--- start RECORDS ---
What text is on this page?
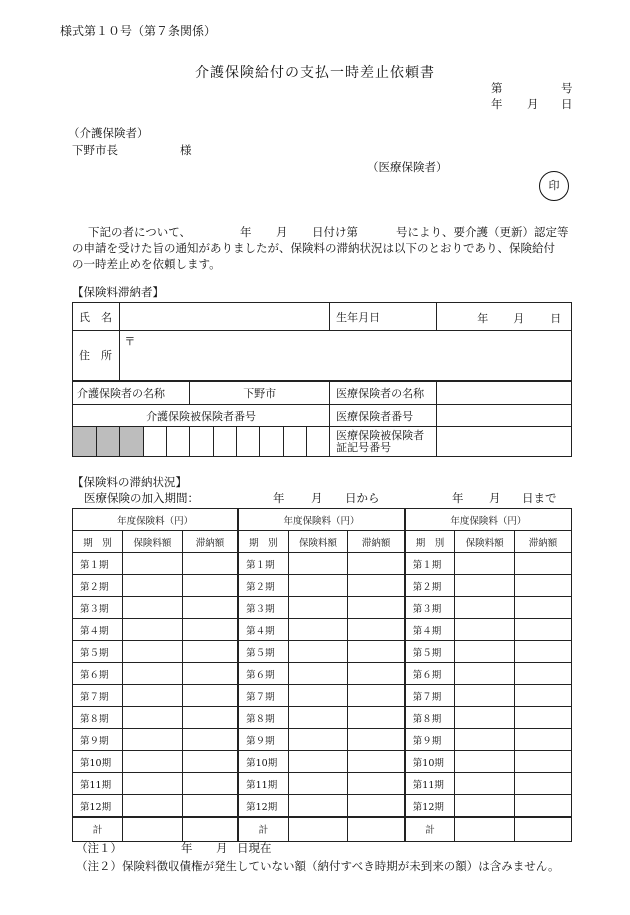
様式第１０号（第７条関係）
介護保険給付の支払一時差止依頼書
第	号
年 月 日
（介護保険者）
下野市長	様
（医療保険者）
印
下記の者について、	年 月 日付け第	号により、要介護（更新）認定等
の申請を受けた旨の通知がありましたが、保険料の滞納状況は以下のとおりであり、保険給付
の一時差止めを依頼します。
【保険料滞納者】
氏　名											生年月日	年 月 日

住　所		〒										
介護保険者の名称					下野市						医療保険者の名称	
介護保険被保険者番号											医療保険者番号	

											医療保険被保険者
証記号番号	

【保険料の滞納状況】
医療保険の加入期間：	年 月 日から	年 月 日まで
年度保険料（円）			年度保険料（円）			年度保険料（円）		
期　別	保険料額	滞納額	期　別	保険料額	滞納額	期　別	保険料額	滞納額
第１期			第１期			第１期		
第２期			第２期			第２期		
第３期			第３期			第３期		
第４期			第４期			第４期		
第５期			第５期			第５期		
第６期			第６期			第６期		
第７期			第７期			第７期		
第８期			第８期			第８期		
第９期			第９期			第９期		
第10期			第10期			第10期		
第11期			第11期			第11期		
第12期			第12期			第12期		
計			計			計		
（注１）	年 月 日現在
（注２）保険料徴収債権が発生していない額（納付すべき時期が未到来の額）は含みません。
--- end RECORDS ---
### [YOUR OBJECTIVE]
From the data above, write out everything exactly except the pictures.

### [THE ANSWER]
What text is on this page?
様式第１０号（第７条関係）
介護保険給付の支払一時差止依頼書
第	号
年 月 日
（介護保険者）
下野市長	様
（医療保険者）
印
下記の者について、	年 月 日付け第	号により、要介護（更新）認定等
の申請を受けた旨の通知がありましたが、保険料の滞納状況は以下のとおりであり、保険給付
の一時差止めを依頼します。
【保険料滞納者】
氏　名											生年月日	年 月 日

住　所		〒										
介護保険者の名称					下野市						医療保険者の名称	
介護保険被保険者番号											医療保険者番号	

											医療保険被保険者
証記号番号	

【保険料の滞納状況】
医療保険の加入期間：	年 月 日から	年 月 日まで
年度保険料（円）			年度保険料（円）			年度保険料（円）		
期　別	保険料額	滞納額	期　別	保険料額	滞納額	期　別	保険料額	滞納額
第１期			第１期			第１期		
第２期			第２期			第２期		
第３期			第３期			第３期		
第４期			第４期			第４期		
第５期			第５期			第５期		
第６期			第６期			第６期		
第７期			第７期			第７期		
第８期			第８期			第８期		
第９期			第９期			第９期		
第10期			第10期			第10期		
第11期			第11期			第11期		
第12期			第12期			第12期		
計			計			計		
（注１）	年 月 日現在
（注２）保険料徴収債権が発生していない額（納付すべき時期が未到来の額）は含みません。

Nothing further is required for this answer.